▸ GIVEN PROBLEM: Copy out the listing that follows exactly, dropping every picture.
──────────
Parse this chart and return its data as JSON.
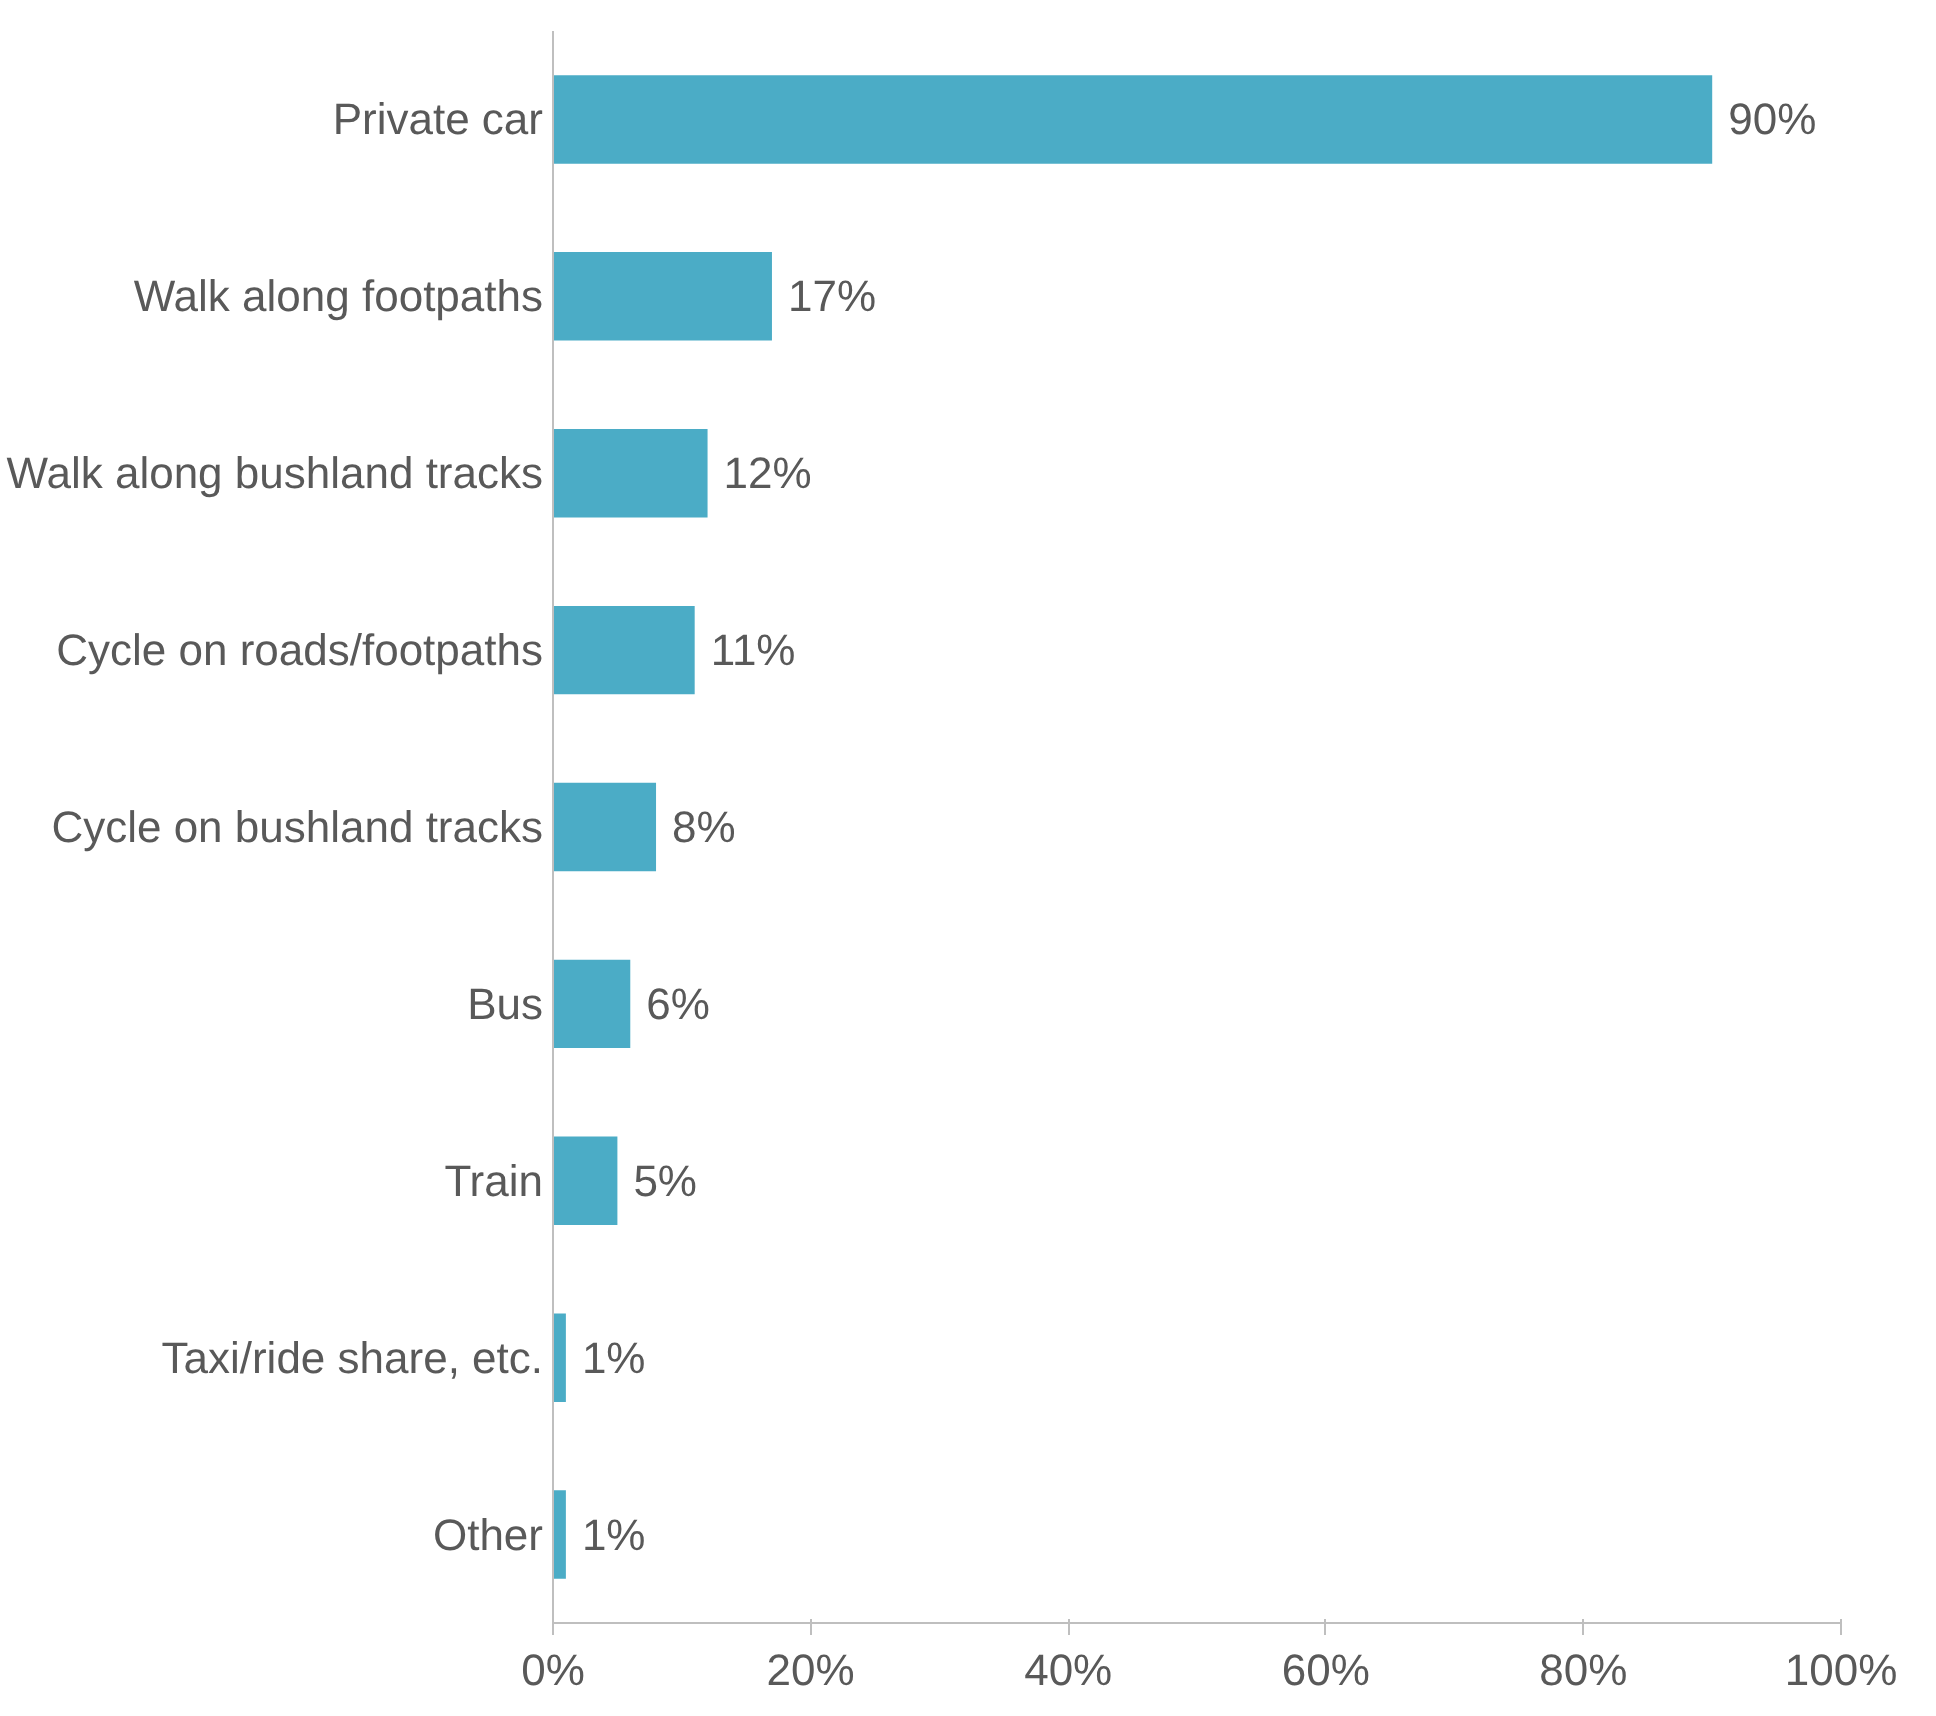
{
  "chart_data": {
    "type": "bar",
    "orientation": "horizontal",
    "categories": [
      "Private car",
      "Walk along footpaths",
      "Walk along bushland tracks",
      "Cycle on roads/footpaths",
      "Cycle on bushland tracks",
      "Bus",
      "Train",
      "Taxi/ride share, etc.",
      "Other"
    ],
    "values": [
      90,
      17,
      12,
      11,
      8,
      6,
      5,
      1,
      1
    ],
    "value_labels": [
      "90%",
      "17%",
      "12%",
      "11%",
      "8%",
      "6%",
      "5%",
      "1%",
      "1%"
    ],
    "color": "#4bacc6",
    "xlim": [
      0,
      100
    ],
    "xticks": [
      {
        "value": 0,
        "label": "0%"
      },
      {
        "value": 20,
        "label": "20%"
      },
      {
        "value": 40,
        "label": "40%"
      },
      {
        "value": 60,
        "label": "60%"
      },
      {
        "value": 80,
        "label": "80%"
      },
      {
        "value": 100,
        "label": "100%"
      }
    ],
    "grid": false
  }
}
──────────
▸ ANSWER TO THE TASK:
Parse this chart and return its data as JSON.
{
  "chart_data": {
    "type": "bar",
    "orientation": "horizontal",
    "categories": [
      "Private car",
      "Walk along footpaths",
      "Walk along bushland tracks",
      "Cycle on roads/footpaths",
      "Cycle on bushland tracks",
      "Bus",
      "Train",
      "Taxi/ride share, etc.",
      "Other"
    ],
    "values": [
      90,
      17,
      12,
      11,
      8,
      6,
      5,
      1,
      1
    ],
    "value_labels": [
      "90%",
      "17%",
      "12%",
      "11%",
      "8%",
      "6%",
      "5%",
      "1%",
      "1%"
    ],
    "color": "#4bacc6",
    "xlim": [
      0,
      100
    ],
    "xticks": [
      {
        "value": 0,
        "label": "0%"
      },
      {
        "value": 20,
        "label": "20%"
      },
      {
        "value": 40,
        "label": "40%"
      },
      {
        "value": 60,
        "label": "60%"
      },
      {
        "value": 80,
        "label": "80%"
      },
      {
        "value": 100,
        "label": "100%"
      }
    ],
    "grid": false
  }
}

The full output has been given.